## OBJECTIVE
Write the listing out again, all of it, word for word.
Start of DATA PROVIDED
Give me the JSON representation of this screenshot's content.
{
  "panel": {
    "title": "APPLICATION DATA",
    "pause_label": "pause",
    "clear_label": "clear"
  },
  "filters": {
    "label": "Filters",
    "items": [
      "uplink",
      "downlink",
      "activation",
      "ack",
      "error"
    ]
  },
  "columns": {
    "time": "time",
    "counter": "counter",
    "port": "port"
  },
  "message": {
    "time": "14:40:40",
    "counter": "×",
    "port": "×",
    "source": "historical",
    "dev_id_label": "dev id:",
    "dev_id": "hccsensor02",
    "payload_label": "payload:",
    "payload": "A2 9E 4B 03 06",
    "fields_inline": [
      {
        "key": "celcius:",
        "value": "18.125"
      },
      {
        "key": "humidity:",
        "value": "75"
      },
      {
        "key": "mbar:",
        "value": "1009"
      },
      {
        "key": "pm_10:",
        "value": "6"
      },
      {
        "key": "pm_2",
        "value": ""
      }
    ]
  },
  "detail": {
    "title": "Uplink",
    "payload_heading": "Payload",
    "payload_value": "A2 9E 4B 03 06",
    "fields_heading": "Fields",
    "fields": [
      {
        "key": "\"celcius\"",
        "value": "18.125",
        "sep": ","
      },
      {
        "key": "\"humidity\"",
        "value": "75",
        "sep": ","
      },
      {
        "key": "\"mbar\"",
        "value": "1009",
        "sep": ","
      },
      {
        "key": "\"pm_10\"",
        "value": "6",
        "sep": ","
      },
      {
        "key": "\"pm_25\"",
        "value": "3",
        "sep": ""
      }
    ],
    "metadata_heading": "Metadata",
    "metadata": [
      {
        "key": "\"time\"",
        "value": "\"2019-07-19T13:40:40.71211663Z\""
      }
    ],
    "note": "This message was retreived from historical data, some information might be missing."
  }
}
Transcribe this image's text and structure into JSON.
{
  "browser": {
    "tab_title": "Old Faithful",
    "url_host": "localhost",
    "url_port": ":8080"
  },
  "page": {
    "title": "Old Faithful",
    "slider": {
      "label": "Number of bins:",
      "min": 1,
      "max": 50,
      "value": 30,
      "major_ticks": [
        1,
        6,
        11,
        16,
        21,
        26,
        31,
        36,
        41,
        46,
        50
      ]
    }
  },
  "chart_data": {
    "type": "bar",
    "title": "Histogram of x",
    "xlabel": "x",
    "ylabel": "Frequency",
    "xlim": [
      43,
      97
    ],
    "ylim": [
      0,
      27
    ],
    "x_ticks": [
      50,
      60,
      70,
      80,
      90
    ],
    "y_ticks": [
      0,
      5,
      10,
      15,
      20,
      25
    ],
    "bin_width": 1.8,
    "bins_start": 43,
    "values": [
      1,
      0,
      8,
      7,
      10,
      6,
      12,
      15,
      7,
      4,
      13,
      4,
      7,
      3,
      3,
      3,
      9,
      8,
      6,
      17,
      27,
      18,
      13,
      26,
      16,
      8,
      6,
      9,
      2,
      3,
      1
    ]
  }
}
End of DATA PROVIDED
## CORRECT RESULT
Give me the JSON representation of this screenshot's content.
{
  "panel": {
    "title": "APPLICATION DATA",
    "pause_label": "pause",
    "clear_label": "clear"
  },
  "filters": {
    "label": "Filters",
    "items": [
      "uplink",
      "downlink",
      "activation",
      "ack",
      "error"
    ]
  },
  "columns": {
    "time": "time",
    "counter": "counter",
    "port": "port"
  },
  "message": {
    "time": "14:40:40",
    "counter": "×",
    "port": "×",
    "source": "historical",
    "dev_id_label": "dev id:",
    "dev_id": "hccsensor02",
    "payload_label": "payload:",
    "payload": "A2 9E 4B 03 06",
    "fields_inline": [
      {
        "key": "celcius:",
        "value": "18.125"
      },
      {
        "key": "humidity:",
        "value": "75"
      },
      {
        "key": "mbar:",
        "value": "1009"
      },
      {
        "key": "pm_10:",
        "value": "6"
      },
      {
        "key": "pm_2",
        "value": ""
      }
    ]
  },
  "detail": {
    "title": "Uplink",
    "payload_heading": "Payload",
    "payload_value": "A2 9E 4B 03 06",
    "fields_heading": "Fields",
    "fields": [
      {
        "key": "\"celcius\"",
        "value": "18.125",
        "sep": ","
      },
      {
        "key": "\"humidity\"",
        "value": "75",
        "sep": ","
      },
      {
        "key": "\"mbar\"",
        "value": "1009",
        "sep": ","
      },
      {
        "key": "\"pm_10\"",
        "value": "6",
        "sep": ","
      },
      {
        "key": "\"pm_25\"",
        "value": "3",
        "sep": ""
      }
    ],
    "metadata_heading": "Metadata",
    "metadata": [
      {
        "key": "\"time\"",
        "value": "\"2019-07-19T13:40:40.71211663Z\""
      }
    ],
    "note": "This message was retreived from historical data, some information might be missing."
  }
}
Transcribe this image's text and structure into JSON.
{
  "browser": {
    "tab_title": "Old Faithful",
    "url_host": "localhost",
    "url_port": ":8080"
  },
  "page": {
    "title": "Old Faithful",
    "slider": {
      "label": "Number of bins:",
      "min": 1,
      "max": 50,
      "value": 30,
      "major_ticks": [
        1,
        6,
        11,
        16,
        21,
        26,
        31,
        36,
        41,
        46,
        50
      ]
    }
  },
  "chart_data": {
    "type": "bar",
    "title": "Histogram of x",
    "xlabel": "x",
    "ylabel": "Frequency",
    "xlim": [
      43,
      97
    ],
    "ylim": [
      0,
      27
    ],
    "x_ticks": [
      50,
      60,
      70,
      80,
      90
    ],
    "y_ticks": [
      0,
      5,
      10,
      15,
      20,
      25
    ],
    "bin_width": 1.8,
    "bins_start": 43,
    "values": [
      1,
      0,
      8,
      7,
      10,
      6,
      12,
      15,
      7,
      4,
      13,
      4,
      7,
      3,
      3,
      3,
      9,
      8,
      6,
      17,
      27,
      18,
      13,
      26,
      16,
      8,
      6,
      9,
      2,
      3,
      1
    ]
  }
}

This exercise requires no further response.